Are you able to quote each entry exactly as written?
--- Begin Information provided ---
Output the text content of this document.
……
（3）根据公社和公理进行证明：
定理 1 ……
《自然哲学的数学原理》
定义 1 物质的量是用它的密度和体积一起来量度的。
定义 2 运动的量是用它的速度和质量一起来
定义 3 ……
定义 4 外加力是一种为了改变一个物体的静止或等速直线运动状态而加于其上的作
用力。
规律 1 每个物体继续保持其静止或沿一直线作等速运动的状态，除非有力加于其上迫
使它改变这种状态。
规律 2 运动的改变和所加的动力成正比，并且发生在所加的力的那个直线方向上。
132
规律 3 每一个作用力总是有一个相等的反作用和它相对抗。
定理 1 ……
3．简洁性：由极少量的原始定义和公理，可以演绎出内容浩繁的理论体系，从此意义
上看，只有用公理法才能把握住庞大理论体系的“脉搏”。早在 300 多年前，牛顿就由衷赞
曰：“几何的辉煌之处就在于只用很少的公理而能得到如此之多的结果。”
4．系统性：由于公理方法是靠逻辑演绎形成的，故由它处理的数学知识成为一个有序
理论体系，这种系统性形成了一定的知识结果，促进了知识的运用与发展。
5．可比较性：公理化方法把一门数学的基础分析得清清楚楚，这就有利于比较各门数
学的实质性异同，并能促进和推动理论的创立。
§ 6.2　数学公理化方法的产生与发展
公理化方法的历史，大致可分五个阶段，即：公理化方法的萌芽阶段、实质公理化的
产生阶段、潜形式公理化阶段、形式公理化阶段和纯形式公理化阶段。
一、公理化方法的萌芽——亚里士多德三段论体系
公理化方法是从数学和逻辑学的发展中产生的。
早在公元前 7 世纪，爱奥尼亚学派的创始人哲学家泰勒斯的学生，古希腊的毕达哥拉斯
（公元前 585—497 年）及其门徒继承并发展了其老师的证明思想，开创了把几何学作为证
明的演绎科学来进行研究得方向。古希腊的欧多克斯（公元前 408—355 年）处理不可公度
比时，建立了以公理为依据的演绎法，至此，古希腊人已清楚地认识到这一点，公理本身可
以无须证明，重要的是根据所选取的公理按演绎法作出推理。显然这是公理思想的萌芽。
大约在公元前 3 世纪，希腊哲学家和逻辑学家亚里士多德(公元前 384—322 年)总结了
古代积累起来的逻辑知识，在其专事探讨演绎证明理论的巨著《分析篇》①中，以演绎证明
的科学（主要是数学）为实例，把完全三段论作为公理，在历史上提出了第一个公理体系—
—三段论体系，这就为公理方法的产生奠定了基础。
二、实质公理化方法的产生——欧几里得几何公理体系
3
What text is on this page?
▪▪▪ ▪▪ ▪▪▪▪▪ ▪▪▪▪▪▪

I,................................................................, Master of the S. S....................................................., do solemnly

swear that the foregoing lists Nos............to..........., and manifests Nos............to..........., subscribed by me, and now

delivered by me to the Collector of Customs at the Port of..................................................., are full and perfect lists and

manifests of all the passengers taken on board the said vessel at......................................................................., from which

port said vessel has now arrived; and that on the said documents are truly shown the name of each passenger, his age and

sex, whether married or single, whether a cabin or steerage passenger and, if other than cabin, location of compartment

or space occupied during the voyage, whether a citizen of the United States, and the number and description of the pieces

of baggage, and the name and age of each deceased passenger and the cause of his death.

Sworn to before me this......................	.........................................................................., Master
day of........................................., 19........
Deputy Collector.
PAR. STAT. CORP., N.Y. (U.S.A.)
--- End Information provided ---
Response for this exercise:
Output the text content of this document.
……
（3）根据公社和公理进行证明：
定理 1 ……
《自然哲学的数学原理》
定义 1 物质的量是用它的密度和体积一起来量度的。
定义 2 运动的量是用它的速度和质量一起来
定义 3 ……
定义 4 外加力是一种为了改变一个物体的静止或等速直线运动状态而加于其上的作
用力。
规律 1 每个物体继续保持其静止或沿一直线作等速运动的状态，除非有力加于其上迫
使它改变这种状态。
规律 2 运动的改变和所加的动力成正比，并且发生在所加的力的那个直线方向上。
132
规律 3 每一个作用力总是有一个相等的反作用和它相对抗。
定理 1 ……
3．简洁性：由极少量的原始定义和公理，可以演绎出内容浩繁的理论体系，从此意义
上看，只有用公理法才能把握住庞大理论体系的“脉搏”。早在 300 多年前，牛顿就由衷赞
曰：“几何的辉煌之处就在于只用很少的公理而能得到如此之多的结果。”
4．系统性：由于公理方法是靠逻辑演绎形成的，故由它处理的数学知识成为一个有序
理论体系，这种系统性形成了一定的知识结果，促进了知识的运用与发展。
5．可比较性：公理化方法把一门数学的基础分析得清清楚楚，这就有利于比较各门数
学的实质性异同，并能促进和推动理论的创立。
§ 6.2　数学公理化方法的产生与发展
公理化方法的历史，大致可分五个阶段，即：公理化方法的萌芽阶段、实质公理化的
产生阶段、潜形式公理化阶段、形式公理化阶段和纯形式公理化阶段。
一、公理化方法的萌芽——亚里士多德三段论体系
公理化方法是从数学和逻辑学的发展中产生的。
早在公元前 7 世纪，爱奥尼亚学派的创始人哲学家泰勒斯的学生，古希腊的毕达哥拉斯
（公元前 585—497 年）及其门徒继承并发展了其老师的证明思想，开创了把几何学作为证
明的演绎科学来进行研究得方向。古希腊的欧多克斯（公元前 408—355 年）处理不可公度
比时，建立了以公理为依据的演绎法，至此，古希腊人已清楚地认识到这一点，公理本身可
以无须证明，重要的是根据所选取的公理按演绎法作出推理。显然这是公理思想的萌芽。
大约在公元前 3 世纪，希腊哲学家和逻辑学家亚里士多德(公元前 384—322 年)总结了
古代积累起来的逻辑知识，在其专事探讨演绎证明理论的巨著《分析篇》①中，以演绎证明
的科学（主要是数学）为实例，把完全三段论作为公理，在历史上提出了第一个公理体系—
—三段论体系，这就为公理方法的产生奠定了基础。
二、实质公理化方法的产生——欧几里得几何公理体系
3
What text is on this page?
▪▪▪ ▪▪ ▪▪▪▪▪ ▪▪▪▪▪▪

I,................................................................, Master of the S. S....................................................., do solemnly

swear that the foregoing lists Nos............to..........., and manifests Nos............to..........., subscribed by me, and now

delivered by me to the Collector of Customs at the Port of..................................................., are full and perfect lists and

manifests of all the passengers taken on board the said vessel at......................................................................., from which

port said vessel has now arrived; and that on the said documents are truly shown the name of each passenger, his age and

sex, whether married or single, whether a cabin or steerage passenger and, if other than cabin, location of compartment

or space occupied during the voyage, whether a citizen of the United States, and the number and description of the pieces

of baggage, and the name and age of each deceased passenger and the cause of his death.

Sworn to before me this......................	.........................................................................., Master
day of........................................., 19........
Deputy Collector.
PAR. STAT. CORP., N.Y. (U.S.A.)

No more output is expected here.